Go through the listing and write out all of it exactly.

— Begin —

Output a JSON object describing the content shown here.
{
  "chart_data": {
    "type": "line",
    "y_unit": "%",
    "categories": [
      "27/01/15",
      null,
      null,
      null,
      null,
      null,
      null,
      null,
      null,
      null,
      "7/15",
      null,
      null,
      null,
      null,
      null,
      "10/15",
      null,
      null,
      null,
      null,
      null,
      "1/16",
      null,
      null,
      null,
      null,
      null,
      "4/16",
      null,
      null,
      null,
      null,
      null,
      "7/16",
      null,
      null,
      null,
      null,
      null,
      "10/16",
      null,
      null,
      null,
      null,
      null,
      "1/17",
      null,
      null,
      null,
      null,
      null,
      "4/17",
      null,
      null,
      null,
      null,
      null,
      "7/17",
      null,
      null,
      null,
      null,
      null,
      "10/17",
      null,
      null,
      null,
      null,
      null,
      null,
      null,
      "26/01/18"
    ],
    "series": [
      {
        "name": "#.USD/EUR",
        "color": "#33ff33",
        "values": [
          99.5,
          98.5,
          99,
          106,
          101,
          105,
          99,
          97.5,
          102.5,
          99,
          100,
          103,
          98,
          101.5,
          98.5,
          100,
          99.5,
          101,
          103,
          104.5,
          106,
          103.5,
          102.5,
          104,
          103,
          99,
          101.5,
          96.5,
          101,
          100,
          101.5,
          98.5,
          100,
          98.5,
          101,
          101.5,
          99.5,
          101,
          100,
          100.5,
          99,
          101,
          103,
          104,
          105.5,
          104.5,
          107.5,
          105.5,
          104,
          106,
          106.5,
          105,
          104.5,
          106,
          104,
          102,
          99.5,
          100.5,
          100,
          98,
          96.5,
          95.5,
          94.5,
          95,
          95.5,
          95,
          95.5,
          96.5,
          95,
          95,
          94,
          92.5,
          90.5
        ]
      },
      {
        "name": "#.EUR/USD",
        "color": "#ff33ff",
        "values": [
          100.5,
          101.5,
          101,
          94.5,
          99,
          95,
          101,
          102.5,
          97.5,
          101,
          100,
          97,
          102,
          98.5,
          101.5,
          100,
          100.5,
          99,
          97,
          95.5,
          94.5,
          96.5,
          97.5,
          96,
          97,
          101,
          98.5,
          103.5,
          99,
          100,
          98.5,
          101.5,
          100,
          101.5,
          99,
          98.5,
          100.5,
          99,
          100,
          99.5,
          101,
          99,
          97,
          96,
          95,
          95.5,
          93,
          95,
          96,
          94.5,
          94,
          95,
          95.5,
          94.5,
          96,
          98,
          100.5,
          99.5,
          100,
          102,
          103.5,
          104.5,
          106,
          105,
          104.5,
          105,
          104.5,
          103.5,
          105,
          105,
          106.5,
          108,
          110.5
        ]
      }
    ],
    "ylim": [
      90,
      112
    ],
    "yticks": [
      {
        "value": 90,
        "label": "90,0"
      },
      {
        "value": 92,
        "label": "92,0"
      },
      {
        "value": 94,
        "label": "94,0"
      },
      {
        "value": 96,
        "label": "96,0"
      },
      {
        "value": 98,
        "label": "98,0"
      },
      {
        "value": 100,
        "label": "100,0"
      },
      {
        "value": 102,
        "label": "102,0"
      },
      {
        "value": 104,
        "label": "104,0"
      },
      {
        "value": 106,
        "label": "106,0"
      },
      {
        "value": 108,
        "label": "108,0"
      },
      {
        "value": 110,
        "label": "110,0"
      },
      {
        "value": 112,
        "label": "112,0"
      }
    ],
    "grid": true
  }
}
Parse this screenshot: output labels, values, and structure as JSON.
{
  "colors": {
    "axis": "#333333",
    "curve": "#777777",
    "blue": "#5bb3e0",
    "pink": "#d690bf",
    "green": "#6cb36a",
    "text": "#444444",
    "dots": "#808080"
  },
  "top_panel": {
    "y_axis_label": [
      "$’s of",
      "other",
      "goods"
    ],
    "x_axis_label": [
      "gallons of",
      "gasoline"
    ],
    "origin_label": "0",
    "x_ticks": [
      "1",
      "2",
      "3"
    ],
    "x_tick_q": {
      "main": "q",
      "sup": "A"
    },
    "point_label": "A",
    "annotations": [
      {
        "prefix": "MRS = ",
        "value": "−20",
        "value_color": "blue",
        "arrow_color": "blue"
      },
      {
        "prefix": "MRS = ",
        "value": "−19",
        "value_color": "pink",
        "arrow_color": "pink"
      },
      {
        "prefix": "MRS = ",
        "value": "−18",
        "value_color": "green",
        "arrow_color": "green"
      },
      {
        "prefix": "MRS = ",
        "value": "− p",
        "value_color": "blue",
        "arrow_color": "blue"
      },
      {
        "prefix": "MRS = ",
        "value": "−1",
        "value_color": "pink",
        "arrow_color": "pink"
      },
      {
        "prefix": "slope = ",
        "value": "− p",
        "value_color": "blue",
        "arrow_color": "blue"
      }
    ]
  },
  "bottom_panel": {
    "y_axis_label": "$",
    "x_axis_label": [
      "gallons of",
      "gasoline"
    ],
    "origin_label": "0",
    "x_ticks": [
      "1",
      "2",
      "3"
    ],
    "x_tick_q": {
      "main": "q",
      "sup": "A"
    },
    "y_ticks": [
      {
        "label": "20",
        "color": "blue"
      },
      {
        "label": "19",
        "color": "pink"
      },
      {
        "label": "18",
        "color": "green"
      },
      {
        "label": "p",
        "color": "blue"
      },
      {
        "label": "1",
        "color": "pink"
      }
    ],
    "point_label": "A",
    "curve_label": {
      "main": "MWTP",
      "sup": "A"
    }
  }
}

— End —

▸ **Final result**
Output a JSON object describing the content shown here.
{
  "chart_data": {
    "type": "line",
    "y_unit": "%",
    "categories": [
      "27/01/15",
      null,
      null,
      null,
      null,
      null,
      null,
      null,
      null,
      null,
      "7/15",
      null,
      null,
      null,
      null,
      null,
      "10/15",
      null,
      null,
      null,
      null,
      null,
      "1/16",
      null,
      null,
      null,
      null,
      null,
      "4/16",
      null,
      null,
      null,
      null,
      null,
      "7/16",
      null,
      null,
      null,
      null,
      null,
      "10/16",
      null,
      null,
      null,
      null,
      null,
      "1/17",
      null,
      null,
      null,
      null,
      null,
      "4/17",
      null,
      null,
      null,
      null,
      null,
      "7/17",
      null,
      null,
      null,
      null,
      null,
      "10/17",
      null,
      null,
      null,
      null,
      null,
      null,
      null,
      "26/01/18"
    ],
    "series": [
      {
        "name": "#.USD/EUR",
        "color": "#33ff33",
        "values": [
          99.5,
          98.5,
          99,
          106,
          101,
          105,
          99,
          97.5,
          102.5,
          99,
          100,
          103,
          98,
          101.5,
          98.5,
          100,
          99.5,
          101,
          103,
          104.5,
          106,
          103.5,
          102.5,
          104,
          103,
          99,
          101.5,
          96.5,
          101,
          100,
          101.5,
          98.5,
          100,
          98.5,
          101,
          101.5,
          99.5,
          101,
          100,
          100.5,
          99,
          101,
          103,
          104,
          105.5,
          104.5,
          107.5,
          105.5,
          104,
          106,
          106.5,
          105,
          104.5,
          106,
          104,
          102,
          99.5,
          100.5,
          100,
          98,
          96.5,
          95.5,
          94.5,
          95,
          95.5,
          95,
          95.5,
          96.5,
          95,
          95,
          94,
          92.5,
          90.5
        ]
      },
      {
        "name": "#.EUR/USD",
        "color": "#ff33ff",
        "values": [
          100.5,
          101.5,
          101,
          94.5,
          99,
          95,
          101,
          102.5,
          97.5,
          101,
          100,
          97,
          102,
          98.5,
          101.5,
          100,
          100.5,
          99,
          97,
          95.5,
          94.5,
          96.5,
          97.5,
          96,
          97,
          101,
          98.5,
          103.5,
          99,
          100,
          98.5,
          101.5,
          100,
          101.5,
          99,
          98.5,
          100.5,
          99,
          100,
          99.5,
          101,
          99,
          97,
          96,
          95,
          95.5,
          93,
          95,
          96,
          94.5,
          94,
          95,
          95.5,
          94.5,
          96,
          98,
          100.5,
          99.5,
          100,
          102,
          103.5,
          104.5,
          106,
          105,
          104.5,
          105,
          104.5,
          103.5,
          105,
          105,
          106.5,
          108,
          110.5
        ]
      }
    ],
    "ylim": [
      90,
      112
    ],
    "yticks": [
      {
        "value": 90,
        "label": "90,0"
      },
      {
        "value": 92,
        "label": "92,0"
      },
      {
        "value": 94,
        "label": "94,0"
      },
      {
        "value": 96,
        "label": "96,0"
      },
      {
        "value": 98,
        "label": "98,0"
      },
      {
        "value": 100,
        "label": "100,0"
      },
      {
        "value": 102,
        "label": "102,0"
      },
      {
        "value": 104,
        "label": "104,0"
      },
      {
        "value": 106,
        "label": "106,0"
      },
      {
        "value": 108,
        "label": "108,0"
      },
      {
        "value": 110,
        "label": "110,0"
      },
      {
        "value": 112,
        "label": "112,0"
      }
    ],
    "grid": true
  }
}
Parse this screenshot: output labels, values, and structure as JSON.
{
  "colors": {
    "axis": "#333333",
    "curve": "#777777",
    "blue": "#5bb3e0",
    "pink": "#d690bf",
    "green": "#6cb36a",
    "text": "#444444",
    "dots": "#808080"
  },
  "top_panel": {
    "y_axis_label": [
      "$’s of",
      "other",
      "goods"
    ],
    "x_axis_label": [
      "gallons of",
      "gasoline"
    ],
    "origin_label": "0",
    "x_ticks": [
      "1",
      "2",
      "3"
    ],
    "x_tick_q": {
      "main": "q",
      "sup": "A"
    },
    "point_label": "A",
    "annotations": [
      {
        "prefix": "MRS = ",
        "value": "−20",
        "value_color": "blue",
        "arrow_color": "blue"
      },
      {
        "prefix": "MRS = ",
        "value": "−19",
        "value_color": "pink",
        "arrow_color": "pink"
      },
      {
        "prefix": "MRS = ",
        "value": "−18",
        "value_color": "green",
        "arrow_color": "green"
      },
      {
        "prefix": "MRS = ",
        "value": "− p",
        "value_color": "blue",
        "arrow_color": "blue"
      },
      {
        "prefix": "MRS = ",
        "value": "−1",
        "value_color": "pink",
        "arrow_color": "pink"
      },
      {
        "prefix": "slope = ",
        "value": "− p",
        "value_color": "blue",
        "arrow_color": "blue"
      }
    ]
  },
  "bottom_panel": {
    "y_axis_label": "$",
    "x_axis_label": [
      "gallons of",
      "gasoline"
    ],
    "origin_label": "0",
    "x_ticks": [
      "1",
      "2",
      "3"
    ],
    "x_tick_q": {
      "main": "q",
      "sup": "A"
    },
    "y_ticks": [
      {
        "label": "20",
        "color": "blue"
      },
      {
        "label": "19",
        "color": "pink"
      },
      {
        "label": "18",
        "color": "green"
      },
      {
        "label": "p",
        "color": "blue"
      },
      {
        "label": "1",
        "color": "pink"
      }
    ],
    "point_label": "A",
    "curve_label": {
      "main": "MWTP",
      "sup": "A"
    }
  }
}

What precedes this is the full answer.